[Records from a dataset]
────────────────────────────────────────

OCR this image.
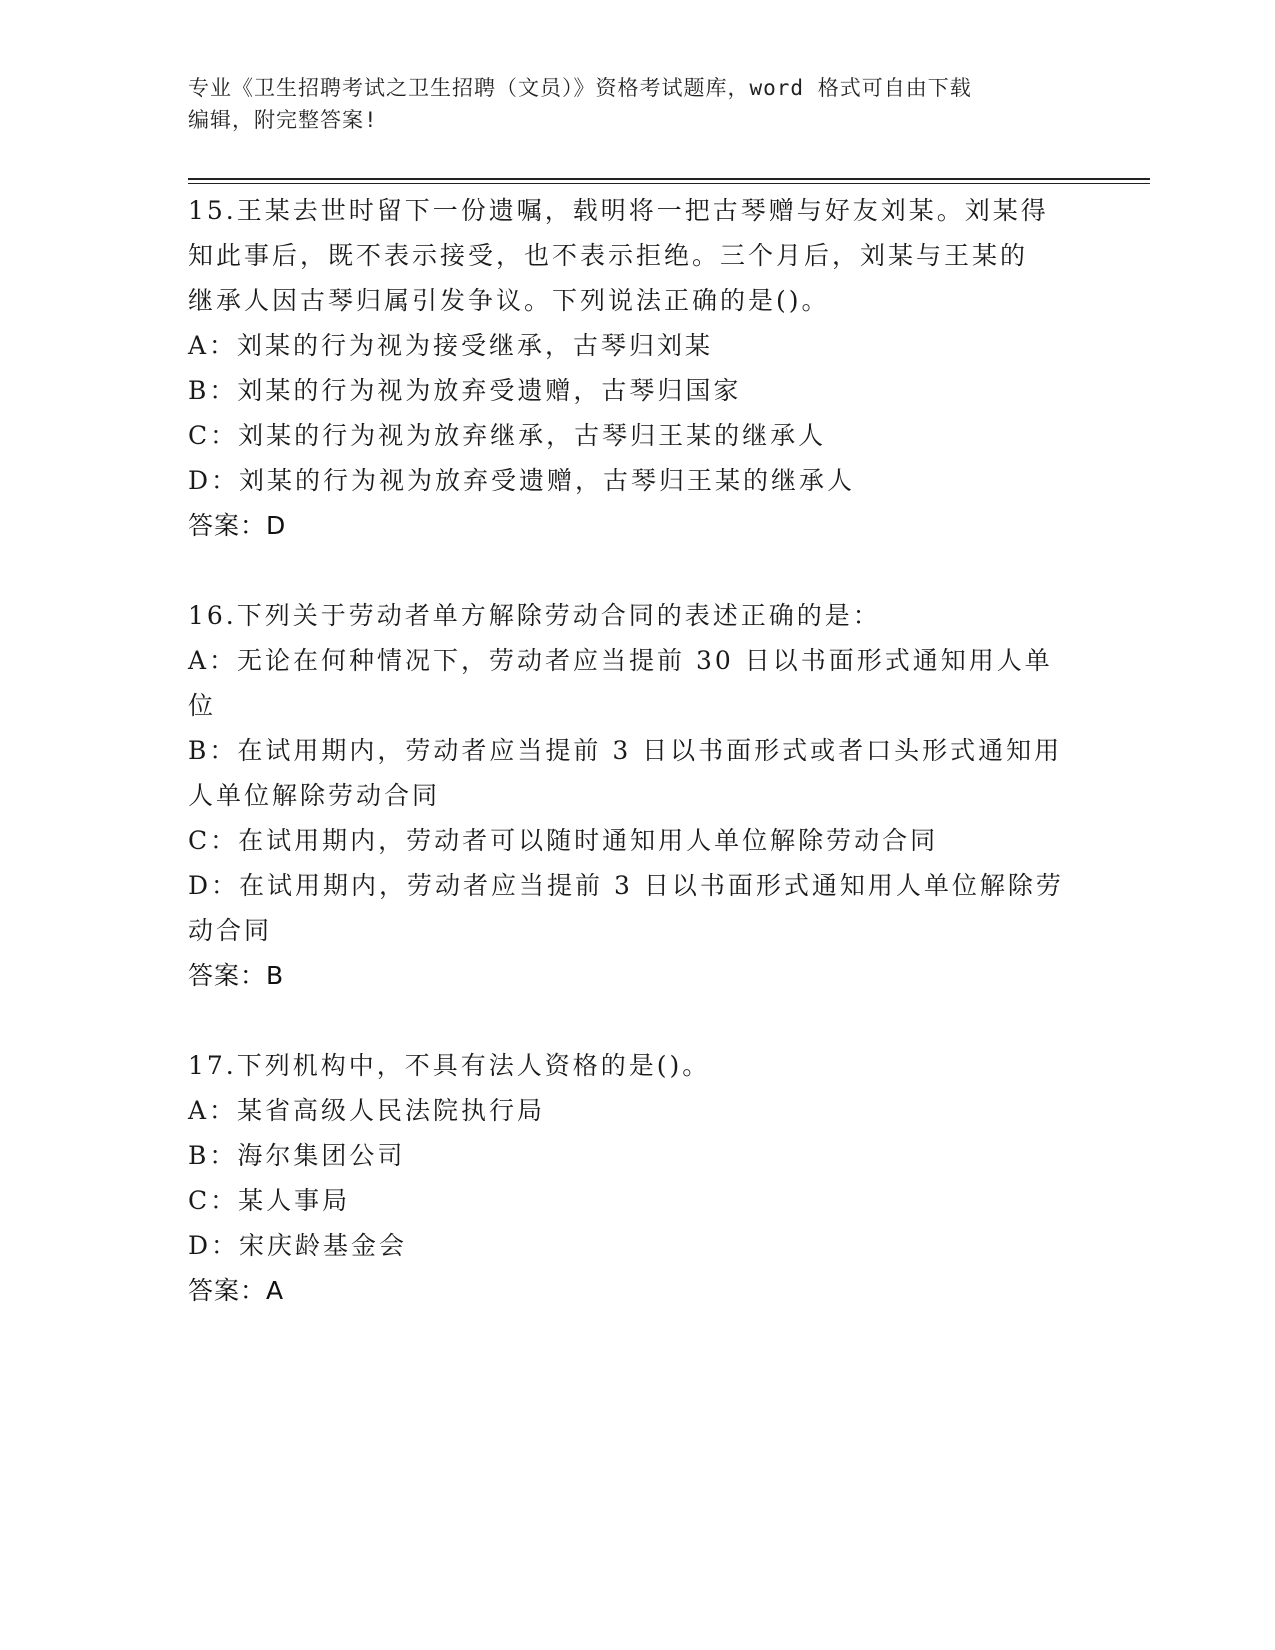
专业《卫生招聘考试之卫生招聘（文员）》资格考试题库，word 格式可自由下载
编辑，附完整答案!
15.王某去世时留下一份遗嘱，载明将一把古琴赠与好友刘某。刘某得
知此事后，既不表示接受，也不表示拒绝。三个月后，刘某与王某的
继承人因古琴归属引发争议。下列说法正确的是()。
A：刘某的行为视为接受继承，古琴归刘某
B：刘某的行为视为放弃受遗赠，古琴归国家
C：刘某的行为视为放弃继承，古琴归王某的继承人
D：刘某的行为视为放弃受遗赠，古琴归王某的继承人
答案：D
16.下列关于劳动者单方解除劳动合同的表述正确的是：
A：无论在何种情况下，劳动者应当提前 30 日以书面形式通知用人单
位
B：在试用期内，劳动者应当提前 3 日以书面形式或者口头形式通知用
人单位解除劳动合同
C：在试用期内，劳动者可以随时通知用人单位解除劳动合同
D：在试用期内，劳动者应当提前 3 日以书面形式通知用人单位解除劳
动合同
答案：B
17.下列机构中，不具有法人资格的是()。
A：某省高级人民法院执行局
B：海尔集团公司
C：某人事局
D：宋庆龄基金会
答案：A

────────────────────────────────────────

■ **Written problem**: Give a single number: the count of lines above that include the word "劳动者应当提前".

■ **Solution for this problem**: 3